→ Information given:
((

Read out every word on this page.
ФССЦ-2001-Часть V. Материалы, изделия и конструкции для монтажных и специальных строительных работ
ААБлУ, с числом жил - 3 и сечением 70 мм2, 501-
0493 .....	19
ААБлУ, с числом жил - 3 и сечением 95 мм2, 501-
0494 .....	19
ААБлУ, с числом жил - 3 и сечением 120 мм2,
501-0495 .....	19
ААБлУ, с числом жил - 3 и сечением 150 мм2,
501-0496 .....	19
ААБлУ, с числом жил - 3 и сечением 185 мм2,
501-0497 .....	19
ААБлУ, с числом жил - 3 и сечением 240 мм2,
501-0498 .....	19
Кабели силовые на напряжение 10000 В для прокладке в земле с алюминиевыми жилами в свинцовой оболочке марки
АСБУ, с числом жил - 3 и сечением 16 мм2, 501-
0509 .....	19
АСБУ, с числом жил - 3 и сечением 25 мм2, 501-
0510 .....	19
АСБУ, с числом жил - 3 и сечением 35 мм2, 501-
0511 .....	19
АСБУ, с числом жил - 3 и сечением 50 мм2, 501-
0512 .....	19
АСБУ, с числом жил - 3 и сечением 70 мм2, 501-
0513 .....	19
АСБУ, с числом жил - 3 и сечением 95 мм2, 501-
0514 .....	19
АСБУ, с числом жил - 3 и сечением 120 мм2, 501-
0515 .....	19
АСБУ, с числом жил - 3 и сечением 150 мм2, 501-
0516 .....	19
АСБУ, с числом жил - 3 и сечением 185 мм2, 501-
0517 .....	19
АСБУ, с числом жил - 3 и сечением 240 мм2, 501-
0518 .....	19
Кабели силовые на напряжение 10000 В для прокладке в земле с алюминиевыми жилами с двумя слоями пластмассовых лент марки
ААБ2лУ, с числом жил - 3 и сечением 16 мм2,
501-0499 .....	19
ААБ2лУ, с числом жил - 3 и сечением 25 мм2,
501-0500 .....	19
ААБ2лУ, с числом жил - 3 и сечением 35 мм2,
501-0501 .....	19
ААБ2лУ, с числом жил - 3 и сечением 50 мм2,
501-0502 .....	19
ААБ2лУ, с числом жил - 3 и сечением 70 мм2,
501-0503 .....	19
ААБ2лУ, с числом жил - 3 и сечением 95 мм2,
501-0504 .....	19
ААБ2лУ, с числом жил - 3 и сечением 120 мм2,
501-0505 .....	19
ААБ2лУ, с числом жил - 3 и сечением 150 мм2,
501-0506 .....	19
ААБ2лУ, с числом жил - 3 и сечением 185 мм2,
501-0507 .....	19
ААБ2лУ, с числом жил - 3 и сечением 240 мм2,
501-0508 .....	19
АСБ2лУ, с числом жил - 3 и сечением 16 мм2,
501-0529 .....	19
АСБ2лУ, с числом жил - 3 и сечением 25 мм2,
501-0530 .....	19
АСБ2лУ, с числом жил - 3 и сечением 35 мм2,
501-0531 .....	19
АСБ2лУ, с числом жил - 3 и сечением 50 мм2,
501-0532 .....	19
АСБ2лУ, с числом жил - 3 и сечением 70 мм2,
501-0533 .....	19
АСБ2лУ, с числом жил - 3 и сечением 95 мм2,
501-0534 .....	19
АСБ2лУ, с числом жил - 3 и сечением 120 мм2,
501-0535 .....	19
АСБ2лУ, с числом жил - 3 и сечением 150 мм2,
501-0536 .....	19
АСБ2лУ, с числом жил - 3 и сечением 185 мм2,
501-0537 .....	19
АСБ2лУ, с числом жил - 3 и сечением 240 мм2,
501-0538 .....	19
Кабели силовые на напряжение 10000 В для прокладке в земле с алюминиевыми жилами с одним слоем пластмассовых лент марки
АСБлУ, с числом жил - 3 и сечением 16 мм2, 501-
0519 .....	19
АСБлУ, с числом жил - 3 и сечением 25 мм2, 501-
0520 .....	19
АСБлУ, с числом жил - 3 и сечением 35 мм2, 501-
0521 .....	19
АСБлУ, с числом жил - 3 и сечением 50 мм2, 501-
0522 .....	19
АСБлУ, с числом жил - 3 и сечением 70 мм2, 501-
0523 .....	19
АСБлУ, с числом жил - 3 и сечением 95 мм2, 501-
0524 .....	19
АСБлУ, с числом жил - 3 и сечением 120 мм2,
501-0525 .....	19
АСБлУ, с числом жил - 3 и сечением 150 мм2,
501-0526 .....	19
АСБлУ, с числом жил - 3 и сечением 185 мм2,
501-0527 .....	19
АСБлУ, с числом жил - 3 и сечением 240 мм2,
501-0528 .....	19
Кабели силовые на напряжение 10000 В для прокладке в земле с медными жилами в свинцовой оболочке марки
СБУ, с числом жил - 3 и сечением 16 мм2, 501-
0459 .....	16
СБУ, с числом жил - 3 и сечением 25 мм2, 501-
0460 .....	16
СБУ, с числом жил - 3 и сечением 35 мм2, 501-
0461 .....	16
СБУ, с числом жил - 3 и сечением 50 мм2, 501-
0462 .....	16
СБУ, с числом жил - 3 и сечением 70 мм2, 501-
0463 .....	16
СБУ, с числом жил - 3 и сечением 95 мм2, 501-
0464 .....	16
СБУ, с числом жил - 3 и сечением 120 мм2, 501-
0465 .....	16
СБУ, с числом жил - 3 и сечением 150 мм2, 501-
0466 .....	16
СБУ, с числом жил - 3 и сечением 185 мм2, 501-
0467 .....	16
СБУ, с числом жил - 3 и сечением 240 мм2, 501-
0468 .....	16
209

))
((

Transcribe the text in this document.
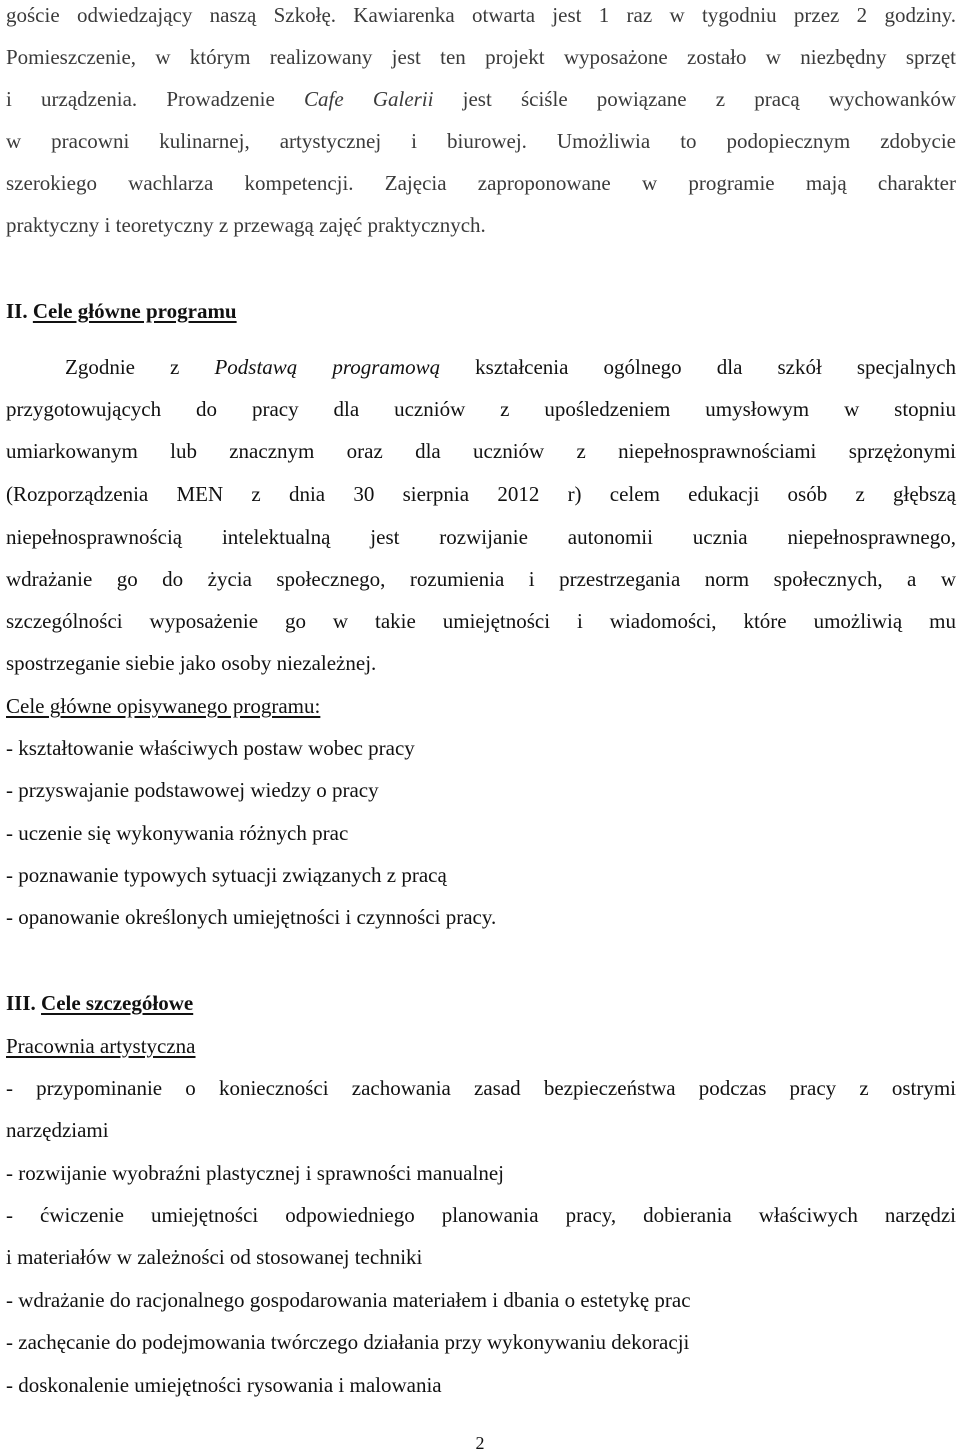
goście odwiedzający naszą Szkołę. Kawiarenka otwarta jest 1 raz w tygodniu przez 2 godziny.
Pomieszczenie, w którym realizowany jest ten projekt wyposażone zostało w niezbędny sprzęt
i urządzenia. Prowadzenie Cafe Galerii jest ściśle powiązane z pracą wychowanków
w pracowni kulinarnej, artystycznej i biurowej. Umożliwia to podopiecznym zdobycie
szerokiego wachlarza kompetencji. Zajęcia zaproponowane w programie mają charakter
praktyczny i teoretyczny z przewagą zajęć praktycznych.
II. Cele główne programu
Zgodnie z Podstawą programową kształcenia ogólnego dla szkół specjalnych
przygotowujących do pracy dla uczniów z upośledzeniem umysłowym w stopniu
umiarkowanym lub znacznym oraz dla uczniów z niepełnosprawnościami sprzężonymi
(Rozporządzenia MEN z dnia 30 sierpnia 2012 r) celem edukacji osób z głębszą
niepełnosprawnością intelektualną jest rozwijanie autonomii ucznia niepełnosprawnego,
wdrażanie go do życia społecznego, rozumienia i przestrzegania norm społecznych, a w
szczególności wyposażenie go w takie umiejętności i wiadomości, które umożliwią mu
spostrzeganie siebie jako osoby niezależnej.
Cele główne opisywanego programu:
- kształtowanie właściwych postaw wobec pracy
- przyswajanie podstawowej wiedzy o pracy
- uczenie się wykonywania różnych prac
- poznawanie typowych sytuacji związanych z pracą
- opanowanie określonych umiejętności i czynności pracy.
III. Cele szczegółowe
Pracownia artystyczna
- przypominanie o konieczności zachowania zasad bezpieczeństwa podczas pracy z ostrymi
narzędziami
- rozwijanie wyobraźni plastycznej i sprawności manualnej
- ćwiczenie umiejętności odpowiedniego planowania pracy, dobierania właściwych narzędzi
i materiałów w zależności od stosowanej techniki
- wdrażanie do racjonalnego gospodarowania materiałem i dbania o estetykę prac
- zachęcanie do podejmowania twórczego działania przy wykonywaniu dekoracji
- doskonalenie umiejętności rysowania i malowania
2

))

→ Set exercise:
Locate all lines in the listing above with the word "земле" and copy them.

→ Expected answer:
Кабели силовые на напряжение 10000 В для прокладке в земле с алюминиевыми жилами в свинцовой оболочке марки
Кабели силовые на напряжение 10000 В для прокладке в земле с алюминиевыми жилами с двумя слоями пластмассовых лент марки
Кабели силовые на напряжение 10000 В для прокладке в земле с алюминиевыми жилами с одним слоем пластмассовых лент марки
Кабели силовые на напряжение 10000 В для прокладке в земле с медными жилами в свинцовой оболочке марки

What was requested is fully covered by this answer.